What you have to do: Copy out the entries below in full and exactly.

------ Provided entries

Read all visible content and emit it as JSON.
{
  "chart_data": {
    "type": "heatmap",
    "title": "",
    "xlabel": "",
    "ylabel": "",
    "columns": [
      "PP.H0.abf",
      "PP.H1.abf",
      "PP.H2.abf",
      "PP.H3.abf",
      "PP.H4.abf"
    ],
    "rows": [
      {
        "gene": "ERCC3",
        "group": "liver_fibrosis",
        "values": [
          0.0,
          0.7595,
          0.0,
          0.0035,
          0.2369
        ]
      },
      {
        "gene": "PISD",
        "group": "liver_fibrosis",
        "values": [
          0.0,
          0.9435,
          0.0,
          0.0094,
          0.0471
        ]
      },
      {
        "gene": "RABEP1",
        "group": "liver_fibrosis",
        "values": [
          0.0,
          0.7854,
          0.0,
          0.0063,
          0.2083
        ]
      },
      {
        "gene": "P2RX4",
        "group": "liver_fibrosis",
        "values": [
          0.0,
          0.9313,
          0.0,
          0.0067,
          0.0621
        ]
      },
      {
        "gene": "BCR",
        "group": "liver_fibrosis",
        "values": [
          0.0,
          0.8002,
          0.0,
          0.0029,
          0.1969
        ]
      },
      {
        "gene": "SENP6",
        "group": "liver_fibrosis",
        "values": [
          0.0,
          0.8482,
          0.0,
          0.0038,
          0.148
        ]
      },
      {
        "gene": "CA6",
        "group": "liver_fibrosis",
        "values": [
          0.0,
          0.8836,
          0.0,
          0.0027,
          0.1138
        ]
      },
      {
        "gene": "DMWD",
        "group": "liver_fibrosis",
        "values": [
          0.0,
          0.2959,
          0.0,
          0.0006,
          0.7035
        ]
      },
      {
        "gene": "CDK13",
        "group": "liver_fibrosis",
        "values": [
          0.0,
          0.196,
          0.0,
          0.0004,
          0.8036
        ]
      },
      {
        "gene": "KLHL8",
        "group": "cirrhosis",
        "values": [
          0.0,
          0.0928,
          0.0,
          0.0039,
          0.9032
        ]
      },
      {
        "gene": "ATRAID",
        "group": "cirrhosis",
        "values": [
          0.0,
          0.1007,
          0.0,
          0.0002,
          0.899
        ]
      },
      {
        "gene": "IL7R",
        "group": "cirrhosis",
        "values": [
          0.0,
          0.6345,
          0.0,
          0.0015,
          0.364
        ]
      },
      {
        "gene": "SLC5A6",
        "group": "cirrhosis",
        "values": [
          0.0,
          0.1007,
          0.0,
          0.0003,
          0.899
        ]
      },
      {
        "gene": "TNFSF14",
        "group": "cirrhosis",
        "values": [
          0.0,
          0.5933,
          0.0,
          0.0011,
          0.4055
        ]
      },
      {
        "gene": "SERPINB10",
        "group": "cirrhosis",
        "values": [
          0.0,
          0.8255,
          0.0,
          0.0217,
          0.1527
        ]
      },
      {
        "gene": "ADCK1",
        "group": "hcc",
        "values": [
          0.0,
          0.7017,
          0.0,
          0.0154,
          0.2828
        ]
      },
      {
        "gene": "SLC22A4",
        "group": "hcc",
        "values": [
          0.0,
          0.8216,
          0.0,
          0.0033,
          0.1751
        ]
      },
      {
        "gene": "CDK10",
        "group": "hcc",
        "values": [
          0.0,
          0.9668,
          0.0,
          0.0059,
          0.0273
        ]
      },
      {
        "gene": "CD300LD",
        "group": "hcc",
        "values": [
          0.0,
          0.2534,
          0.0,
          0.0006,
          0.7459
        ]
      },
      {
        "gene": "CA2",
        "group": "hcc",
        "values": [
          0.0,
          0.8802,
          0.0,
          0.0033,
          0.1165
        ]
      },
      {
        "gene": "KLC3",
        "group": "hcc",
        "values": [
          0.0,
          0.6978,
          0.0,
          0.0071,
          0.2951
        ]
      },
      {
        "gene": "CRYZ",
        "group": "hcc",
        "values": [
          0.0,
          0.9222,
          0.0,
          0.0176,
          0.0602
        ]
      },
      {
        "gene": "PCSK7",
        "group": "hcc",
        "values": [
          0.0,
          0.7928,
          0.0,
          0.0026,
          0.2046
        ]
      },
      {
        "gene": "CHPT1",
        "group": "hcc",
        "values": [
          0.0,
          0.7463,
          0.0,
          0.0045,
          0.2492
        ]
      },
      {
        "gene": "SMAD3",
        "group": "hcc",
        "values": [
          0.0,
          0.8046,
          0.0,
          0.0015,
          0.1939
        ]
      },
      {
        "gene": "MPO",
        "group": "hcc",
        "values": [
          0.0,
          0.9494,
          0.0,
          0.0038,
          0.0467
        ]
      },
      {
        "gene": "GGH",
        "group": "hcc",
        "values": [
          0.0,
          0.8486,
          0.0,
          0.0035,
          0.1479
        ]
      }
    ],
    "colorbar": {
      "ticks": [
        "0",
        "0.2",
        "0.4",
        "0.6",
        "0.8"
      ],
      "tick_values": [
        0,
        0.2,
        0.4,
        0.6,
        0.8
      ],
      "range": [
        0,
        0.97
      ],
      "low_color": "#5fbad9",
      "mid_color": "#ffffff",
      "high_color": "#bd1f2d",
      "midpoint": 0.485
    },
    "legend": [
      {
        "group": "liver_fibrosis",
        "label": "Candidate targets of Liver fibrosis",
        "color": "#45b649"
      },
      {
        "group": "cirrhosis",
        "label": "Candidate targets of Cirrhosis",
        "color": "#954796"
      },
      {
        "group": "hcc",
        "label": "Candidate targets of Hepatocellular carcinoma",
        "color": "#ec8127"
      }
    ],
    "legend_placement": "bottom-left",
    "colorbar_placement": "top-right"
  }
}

------------

Worked answer:
Read all visible content and emit it as JSON.
{
  "chart_data": {
    "type": "heatmap",
    "title": "",
    "xlabel": "",
    "ylabel": "",
    "columns": [
      "PP.H0.abf",
      "PP.H1.abf",
      "PP.H2.abf",
      "PP.H3.abf",
      "PP.H4.abf"
    ],
    "rows": [
      {
        "gene": "ERCC3",
        "group": "liver_fibrosis",
        "values": [
          0.0,
          0.7595,
          0.0,
          0.0035,
          0.2369
        ]
      },
      {
        "gene": "PISD",
        "group": "liver_fibrosis",
        "values": [
          0.0,
          0.9435,
          0.0,
          0.0094,
          0.0471
        ]
      },
      {
        "gene": "RABEP1",
        "group": "liver_fibrosis",
        "values": [
          0.0,
          0.7854,
          0.0,
          0.0063,
          0.2083
        ]
      },
      {
        "gene": "P2RX4",
        "group": "liver_fibrosis",
        "values": [
          0.0,
          0.9313,
          0.0,
          0.0067,
          0.0621
        ]
      },
      {
        "gene": "BCR",
        "group": "liver_fibrosis",
        "values": [
          0.0,
          0.8002,
          0.0,
          0.0029,
          0.1969
        ]
      },
      {
        "gene": "SENP6",
        "group": "liver_fibrosis",
        "values": [
          0.0,
          0.8482,
          0.0,
          0.0038,
          0.148
        ]
      },
      {
        "gene": "CA6",
        "group": "liver_fibrosis",
        "values": [
          0.0,
          0.8836,
          0.0,
          0.0027,
          0.1138
        ]
      },
      {
        "gene": "DMWD",
        "group": "liver_fibrosis",
        "values": [
          0.0,
          0.2959,
          0.0,
          0.0006,
          0.7035
        ]
      },
      {
        "gene": "CDK13",
        "group": "liver_fibrosis",
        "values": [
          0.0,
          0.196,
          0.0,
          0.0004,
          0.8036
        ]
      },
      {
        "gene": "KLHL8",
        "group": "cirrhosis",
        "values": [
          0.0,
          0.0928,
          0.0,
          0.0039,
          0.9032
        ]
      },
      {
        "gene": "ATRAID",
        "group": "cirrhosis",
        "values": [
          0.0,
          0.1007,
          0.0,
          0.0002,
          0.899
        ]
      },
      {
        "gene": "IL7R",
        "group": "cirrhosis",
        "values": [
          0.0,
          0.6345,
          0.0,
          0.0015,
          0.364
        ]
      },
      {
        "gene": "SLC5A6",
        "group": "cirrhosis",
        "values": [
          0.0,
          0.1007,
          0.0,
          0.0003,
          0.899
        ]
      },
      {
        "gene": "TNFSF14",
        "group": "cirrhosis",
        "values": [
          0.0,
          0.5933,
          0.0,
          0.0011,
          0.4055
        ]
      },
      {
        "gene": "SERPINB10",
        "group": "cirrhosis",
        "values": [
          0.0,
          0.8255,
          0.0,
          0.0217,
          0.1527
        ]
      },
      {
        "gene": "ADCK1",
        "group": "hcc",
        "values": [
          0.0,
          0.7017,
          0.0,
          0.0154,
          0.2828
        ]
      },
      {
        "gene": "SLC22A4",
        "group": "hcc",
        "values": [
          0.0,
          0.8216,
          0.0,
          0.0033,
          0.1751
        ]
      },
      {
        "gene": "CDK10",
        "group": "hcc",
        "values": [
          0.0,
          0.9668,
          0.0,
          0.0059,
          0.0273
        ]
      },
      {
        "gene": "CD300LD",
        "group": "hcc",
        "values": [
          0.0,
          0.2534,
          0.0,
          0.0006,
          0.7459
        ]
      },
      {
        "gene": "CA2",
        "group": "hcc",
        "values": [
          0.0,
          0.8802,
          0.0,
          0.0033,
          0.1165
        ]
      },
      {
        "gene": "KLC3",
        "group": "hcc",
        "values": [
          0.0,
          0.6978,
          0.0,
          0.0071,
          0.2951
        ]
      },
      {
        "gene": "CRYZ",
        "group": "hcc",
        "values": [
          0.0,
          0.9222,
          0.0,
          0.0176,
          0.0602
        ]
      },
      {
        "gene": "PCSK7",
        "group": "hcc",
        "values": [
          0.0,
          0.7928,
          0.0,
          0.0026,
          0.2046
        ]
      },
      {
        "gene": "CHPT1",
        "group": "hcc",
        "values": [
          0.0,
          0.7463,
          0.0,
          0.0045,
          0.2492
        ]
      },
      {
        "gene": "SMAD3",
        "group": "hcc",
        "values": [
          0.0,
          0.8046,
          0.0,
          0.0015,
          0.1939
        ]
      },
      {
        "gene": "MPO",
        "group": "hcc",
        "values": [
          0.0,
          0.9494,
          0.0,
          0.0038,
          0.0467
        ]
      },
      {
        "gene": "GGH",
        "group": "hcc",
        "values": [
          0.0,
          0.8486,
          0.0,
          0.0035,
          0.1479
        ]
      }
    ],
    "colorbar": {
      "ticks": [
        "0",
        "0.2",
        "0.4",
        "0.6",
        "0.8"
      ],
      "tick_values": [
        0,
        0.2,
        0.4,
        0.6,
        0.8
      ],
      "range": [
        0,
        0.97
      ],
      "low_color": "#5fbad9",
      "mid_color": "#ffffff",
      "high_color": "#bd1f2d",
      "midpoint": 0.485
    },
    "legend": [
      {
        "group": "liver_fibrosis",
        "label": "Candidate targets of Liver fibrosis",
        "color": "#45b649"
      },
      {
        "group": "cirrhosis",
        "label": "Candidate targets of Cirrhosis",
        "color": "#954796"
      },
      {
        "group": "hcc",
        "label": "Candidate targets of Hepatocellular carcinoma",
        "color": "#ec8127"
      }
    ],
    "legend_placement": "bottom-left",
    "colorbar_placement": "top-right"
  }
}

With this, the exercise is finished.